Written task:
Search the listing below for the word "Cost" and copy each line that holds it.

(Data tied to figure images)
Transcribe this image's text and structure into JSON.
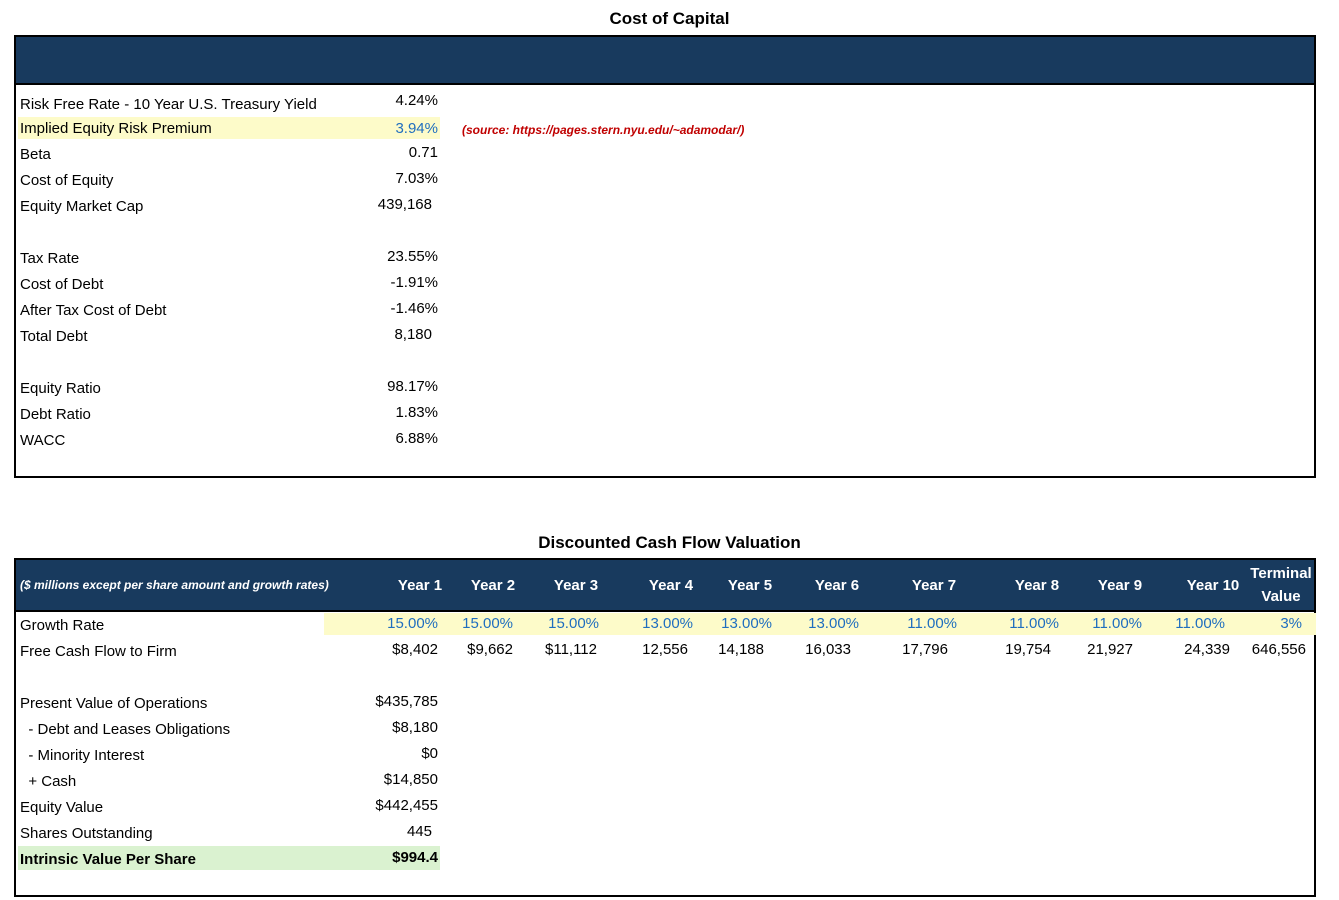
{
  "coc": {
    "title": "Cost of Capital",
    "rows": [
      {
        "label": "Risk Free Rate - 10 Year U.S. Treasury Yield",
        "value": "4.24%"
      },
      {
        "label": "Implied Equity Risk Premium",
        "value": "3.94%"
      },
      {
        "label": "Beta",
        "value": "0.71"
      },
      {
        "label": "Cost of Equity",
        "value": "7.03%"
      },
      {
        "label": "Equity Market Cap",
        "value": "439,168"
      },
      {
        "label": "Tax Rate",
        "value": "23.55%"
      },
      {
        "label": "Cost of Debt",
        "value": "-1.91%"
      },
      {
        "label": "After Tax Cost of Debt",
        "value": "-1.46%"
      },
      {
        "label": "Total Debt",
        "value": "8,180"
      },
      {
        "label": "Equity Ratio",
        "value": "98.17%"
      },
      {
        "label": "Debt Ratio",
        "value": "1.83%"
      },
      {
        "label": "WACC",
        "value": "6.88%"
      }
    ],
    "source_note": "(source: https://pages.stern.nyu.edu/~adamodar/)"
  },
  "dcf": {
    "title": "Discounted Cash Flow Valuation",
    "header_note": "($ millions except per share amount and growth rates)",
    "columns": [
      "Year 1",
      "Year 2",
      "Year 3",
      "Year 4",
      "Year 5",
      "Year 6",
      "Year 7",
      "Year 8",
      "Year 9",
      "Year 10"
    ],
    "terminal_line1": "Terminal",
    "terminal_line2": "Value",
    "growth_label": "Growth Rate",
    "growth": [
      "15.00%",
      "15.00%",
      "15.00%",
      "13.00%",
      "13.00%",
      "13.00%",
      "11.00%",
      "11.00%",
      "11.00%",
      "11.00%",
      "3%"
    ],
    "fcf_label": "Free Cash Flow to Firm",
    "fcf": [
      "$8,402",
      "$9,662",
      "$11,112",
      "12,556",
      "14,188",
      "16,033",
      "17,796",
      "19,754",
      "21,927",
      "24,339",
      "646,556"
    ],
    "summary": [
      {
        "label": "Present Value of Operations",
        "value": "$435,785"
      },
      {
        "label": "  - Debt and Leases Obligations",
        "value": "$8,180"
      },
      {
        "label": "  - Minority Interest",
        "value": "$0"
      },
      {
        "label": "  + Cash",
        "value": "$14,850"
      },
      {
        "label": "Equity Value",
        "value": "$442,455"
      },
      {
        "label": "Shares Outstanding",
        "value": "445"
      },
      {
        "label": "Intrinsic Value Per Share",
        "value": "$994.4"
      }
    ]
  }
}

Full response:
    "title": "Cost of Capital",
        "label": "Cost of Equity",
        "label": "Cost of Debt",
        "label": "After Tax Cost of Debt",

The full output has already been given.